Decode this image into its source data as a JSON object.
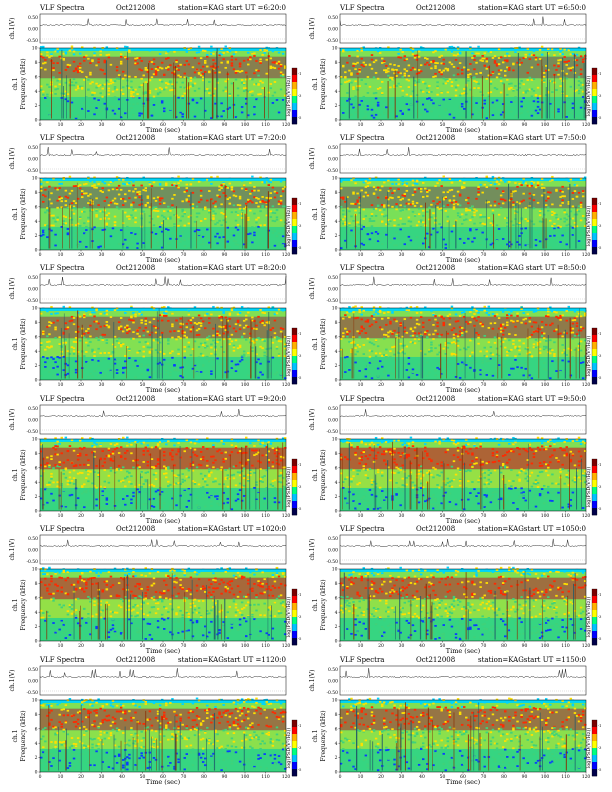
{
  "page": {
    "title_prefix": "VLF Spectra",
    "date": "Oct212008",
    "station": "station=KAG",
    "start_label": "start  UT ="
  },
  "axis": {
    "ch1_label": "ch.1(V)",
    "freq_label": "Frequency (kHz)",
    "freq_prefix": "ch.1",
    "time_label": "Time  (sec)",
    "colorbar_label": "log(PSD(V²/Hz))",
    "ch1_ticks": [
      "0.50",
      "0.00",
      "-0.50"
    ],
    "freq_ticks": [
      0,
      2,
      4,
      6,
      8,
      10
    ],
    "time_ticks": [
      0,
      10,
      20,
      30,
      40,
      50,
      60,
      70,
      80,
      90,
      100,
      110,
      120
    ],
    "colorbar_ticks": [
      "-1",
      "-3",
      "-5"
    ]
  },
  "colors": {
    "background": "#00e0a8",
    "low": "#0a3cff",
    "mid": "#3fd27a",
    "high": "#ffe000",
    "peak": "#ff2a00",
    "top_band": "#00d4ff",
    "colorbar": [
      "#7a0000",
      "#ff0000",
      "#ffb000",
      "#ffff00",
      "#00ff80",
      "#00c0ff",
      "#0000ff",
      "#00004a"
    ]
  },
  "chart_data": [
    {
      "type": "heatmap",
      "start_ut": "6:20:0",
      "xlim": [
        0,
        120
      ],
      "ylim": [
        0,
        10
      ],
      "red_band_intensity": 0.55
    },
    {
      "type": "heatmap",
      "start_ut": "6:50:0",
      "xlim": [
        0,
        120
      ],
      "ylim": [
        0,
        10
      ],
      "red_band_intensity": 0.45
    },
    {
      "type": "heatmap",
      "start_ut": "7:20:0",
      "xlim": [
        0,
        120
      ],
      "ylim": [
        0,
        10
      ],
      "red_band_intensity": 0.4
    },
    {
      "type": "heatmap",
      "start_ut": "7:50:0",
      "xlim": [
        0,
        120
      ],
      "ylim": [
        0,
        10
      ],
      "red_band_intensity": 0.42
    },
    {
      "type": "heatmap",
      "start_ut": "8:20:0",
      "xlim": [
        0,
        120
      ],
      "ylim": [
        0,
        10
      ],
      "red_band_intensity": 0.55
    },
    {
      "type": "heatmap",
      "start_ut": "8:50:0",
      "xlim": [
        0,
        120
      ],
      "ylim": [
        0,
        10
      ],
      "red_band_intensity": 0.6
    },
    {
      "type": "heatmap",
      "start_ut": "9:20:0",
      "xlim": [
        0,
        120
      ],
      "ylim": [
        0,
        10
      ],
      "red_band_intensity": 0.8
    },
    {
      "type": "heatmap",
      "start_ut": "9:50:0",
      "xlim": [
        0,
        120
      ],
      "ylim": [
        0,
        10
      ],
      "red_band_intensity": 0.8
    },
    {
      "type": "heatmap",
      "start_ut": "1020:0",
      "xlim": [
        0,
        120
      ],
      "ylim": [
        0,
        10
      ],
      "red_band_intensity": 0.75
    },
    {
      "type": "heatmap",
      "start_ut": "1050:0",
      "xlim": [
        0,
        120
      ],
      "ylim": [
        0,
        10
      ],
      "red_band_intensity": 0.7
    },
    {
      "type": "heatmap",
      "start_ut": "1120:0",
      "xlim": [
        0,
        120
      ],
      "ylim": [
        0,
        10
      ],
      "red_band_intensity": 0.65
    },
    {
      "type": "heatmap",
      "start_ut": "1150:0",
      "xlim": [
        0,
        120
      ],
      "ylim": [
        0,
        10
      ],
      "red_band_intensity": 0.65
    }
  ]
}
--
• WHAT YOU NEED TO DO:
Leave images out of the retyped records; keep all else exact.

• SOLUTION TO THE EXERCISE:
Decode this image into its source data as a JSON object.
{
  "page": {
    "title_prefix": "VLF Spectra",
    "date": "Oct212008",
    "station": "station=KAG",
    "start_label": "start  UT ="
  },
  "axis": {
    "ch1_label": "ch.1(V)",
    "freq_label": "Frequency (kHz)",
    "freq_prefix": "ch.1",
    "time_label": "Time  (sec)",
    "colorbar_label": "log(PSD(V²/Hz))",
    "ch1_ticks": [
      "0.50",
      "0.00",
      "-0.50"
    ],
    "freq_ticks": [
      0,
      2,
      4,
      6,
      8,
      10
    ],
    "time_ticks": [
      0,
      10,
      20,
      30,
      40,
      50,
      60,
      70,
      80,
      90,
      100,
      110,
      120
    ],
    "colorbar_ticks": [
      "-1",
      "-3",
      "-5"
    ]
  },
  "colors": {
    "background": "#00e0a8",
    "low": "#0a3cff",
    "mid": "#3fd27a",
    "high": "#ffe000",
    "peak": "#ff2a00",
    "top_band": "#00d4ff",
    "colorbar": [
      "#7a0000",
      "#ff0000",
      "#ffb000",
      "#ffff00",
      "#00ff80",
      "#00c0ff",
      "#0000ff",
      "#00004a"
    ]
  },
  "chart_data": [
    {
      "type": "heatmap",
      "start_ut": "6:20:0",
      "xlim": [
        0,
        120
      ],
      "ylim": [
        0,
        10
      ],
      "red_band_intensity": 0.55
    },
    {
      "type": "heatmap",
      "start_ut": "6:50:0",
      "xlim": [
        0,
        120
      ],
      "ylim": [
        0,
        10
      ],
      "red_band_intensity": 0.45
    },
    {
      "type": "heatmap",
      "start_ut": "7:20:0",
      "xlim": [
        0,
        120
      ],
      "ylim": [
        0,
        10
      ],
      "red_band_intensity": 0.4
    },
    {
      "type": "heatmap",
      "start_ut": "7:50:0",
      "xlim": [
        0,
        120
      ],
      "ylim": [
        0,
        10
      ],
      "red_band_intensity": 0.42
    },
    {
      "type": "heatmap",
      "start_ut": "8:20:0",
      "xlim": [
        0,
        120
      ],
      "ylim": [
        0,
        10
      ],
      "red_band_intensity": 0.55
    },
    {
      "type": "heatmap",
      "start_ut": "8:50:0",
      "xlim": [
        0,
        120
      ],
      "ylim": [
        0,
        10
      ],
      "red_band_intensity": 0.6
    },
    {
      "type": "heatmap",
      "start_ut": "9:20:0",
      "xlim": [
        0,
        120
      ],
      "ylim": [
        0,
        10
      ],
      "red_band_intensity": 0.8
    },
    {
      "type": "heatmap",
      "start_ut": "9:50:0",
      "xlim": [
        0,
        120
      ],
      "ylim": [
        0,
        10
      ],
      "red_band_intensity": 0.8
    },
    {
      "type": "heatmap",
      "start_ut": "1020:0",
      "xlim": [
        0,
        120
      ],
      "ylim": [
        0,
        10
      ],
      "red_band_intensity": 0.75
    },
    {
      "type": "heatmap",
      "start_ut": "1050:0",
      "xlim": [
        0,
        120
      ],
      "ylim": [
        0,
        10
      ],
      "red_band_intensity": 0.7
    },
    {
      "type": "heatmap",
      "start_ut": "1120:0",
      "xlim": [
        0,
        120
      ],
      "ylim": [
        0,
        10
      ],
      "red_band_intensity": 0.65
    },
    {
      "type": "heatmap",
      "start_ut": "1150:0",
      "xlim": [
        0,
        120
      ],
      "ylim": [
        0,
        10
      ],
      "red_band_intensity": 0.65
    }
  ]
}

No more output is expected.